Print all the entries verbatim.

#### AVAILABLE DATA ####

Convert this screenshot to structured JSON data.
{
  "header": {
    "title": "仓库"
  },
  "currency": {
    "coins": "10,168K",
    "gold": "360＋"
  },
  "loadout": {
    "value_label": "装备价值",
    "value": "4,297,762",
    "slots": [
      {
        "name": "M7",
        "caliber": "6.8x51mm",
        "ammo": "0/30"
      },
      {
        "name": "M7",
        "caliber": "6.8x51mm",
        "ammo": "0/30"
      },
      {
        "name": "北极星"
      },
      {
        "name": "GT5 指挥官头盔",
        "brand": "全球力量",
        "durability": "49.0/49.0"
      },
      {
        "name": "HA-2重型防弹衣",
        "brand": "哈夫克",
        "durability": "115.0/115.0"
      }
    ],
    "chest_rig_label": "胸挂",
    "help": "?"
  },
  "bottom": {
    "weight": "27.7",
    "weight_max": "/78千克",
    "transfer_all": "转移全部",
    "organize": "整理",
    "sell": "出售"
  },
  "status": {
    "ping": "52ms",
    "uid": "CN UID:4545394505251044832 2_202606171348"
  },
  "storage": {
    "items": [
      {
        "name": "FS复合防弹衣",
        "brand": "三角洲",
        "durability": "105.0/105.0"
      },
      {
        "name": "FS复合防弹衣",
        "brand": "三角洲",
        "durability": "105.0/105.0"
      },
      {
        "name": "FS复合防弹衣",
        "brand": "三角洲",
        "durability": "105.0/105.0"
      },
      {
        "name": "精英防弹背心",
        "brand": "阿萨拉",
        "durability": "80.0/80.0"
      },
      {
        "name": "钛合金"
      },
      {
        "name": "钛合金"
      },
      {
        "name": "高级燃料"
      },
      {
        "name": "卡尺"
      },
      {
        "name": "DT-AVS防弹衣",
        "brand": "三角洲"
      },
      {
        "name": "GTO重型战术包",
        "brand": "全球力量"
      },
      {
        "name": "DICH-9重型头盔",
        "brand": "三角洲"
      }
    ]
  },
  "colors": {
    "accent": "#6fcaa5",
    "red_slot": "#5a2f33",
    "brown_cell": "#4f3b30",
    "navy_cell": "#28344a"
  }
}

####

» WRITTEN RESPONSE
Convert this screenshot to structured JSON data.
{
  "header": {
    "title": "仓库"
  },
  "currency": {
    "coins": "10,168K",
    "gold": "360＋"
  },
  "loadout": {
    "value_label": "装备价值",
    "value": "4,297,762",
    "slots": [
      {
        "name": "M7",
        "caliber": "6.8x51mm",
        "ammo": "0/30"
      },
      {
        "name": "M7",
        "caliber": "6.8x51mm",
        "ammo": "0/30"
      },
      {
        "name": "北极星"
      },
      {
        "name": "GT5 指挥官头盔",
        "brand": "全球力量",
        "durability": "49.0/49.0"
      },
      {
        "name": "HA-2重型防弹衣",
        "brand": "哈夫克",
        "durability": "115.0/115.0"
      }
    ],
    "chest_rig_label": "胸挂",
    "help": "?"
  },
  "bottom": {
    "weight": "27.7",
    "weight_max": "/78千克",
    "transfer_all": "转移全部",
    "organize": "整理",
    "sell": "出售"
  },
  "status": {
    "ping": "52ms",
    "uid": "CN UID:4545394505251044832 2_202606171348"
  },
  "storage": {
    "items": [
      {
        "name": "FS复合防弹衣",
        "brand": "三角洲",
        "durability": "105.0/105.0"
      },
      {
        "name": "FS复合防弹衣",
        "brand": "三角洲",
        "durability": "105.0/105.0"
      },
      {
        "name": "FS复合防弹衣",
        "brand": "三角洲",
        "durability": "105.0/105.0"
      },
      {
        "name": "精英防弹背心",
        "brand": "阿萨拉",
        "durability": "80.0/80.0"
      },
      {
        "name": "钛合金"
      },
      {
        "name": "钛合金"
      },
      {
        "name": "高级燃料"
      },
      {
        "name": "卡尺"
      },
      {
        "name": "DT-AVS防弹衣",
        "brand": "三角洲"
      },
      {
        "name": "GTO重型战术包",
        "brand": "全球力量"
      },
      {
        "name": "DICH-9重型头盔",
        "brand": "三角洲"
      }
    ]
  },
  "colors": {
    "accent": "#6fcaa5",
    "red_slot": "#5a2f33",
    "brown_cell": "#4f3b30",
    "navy_cell": "#28344a"
  }
}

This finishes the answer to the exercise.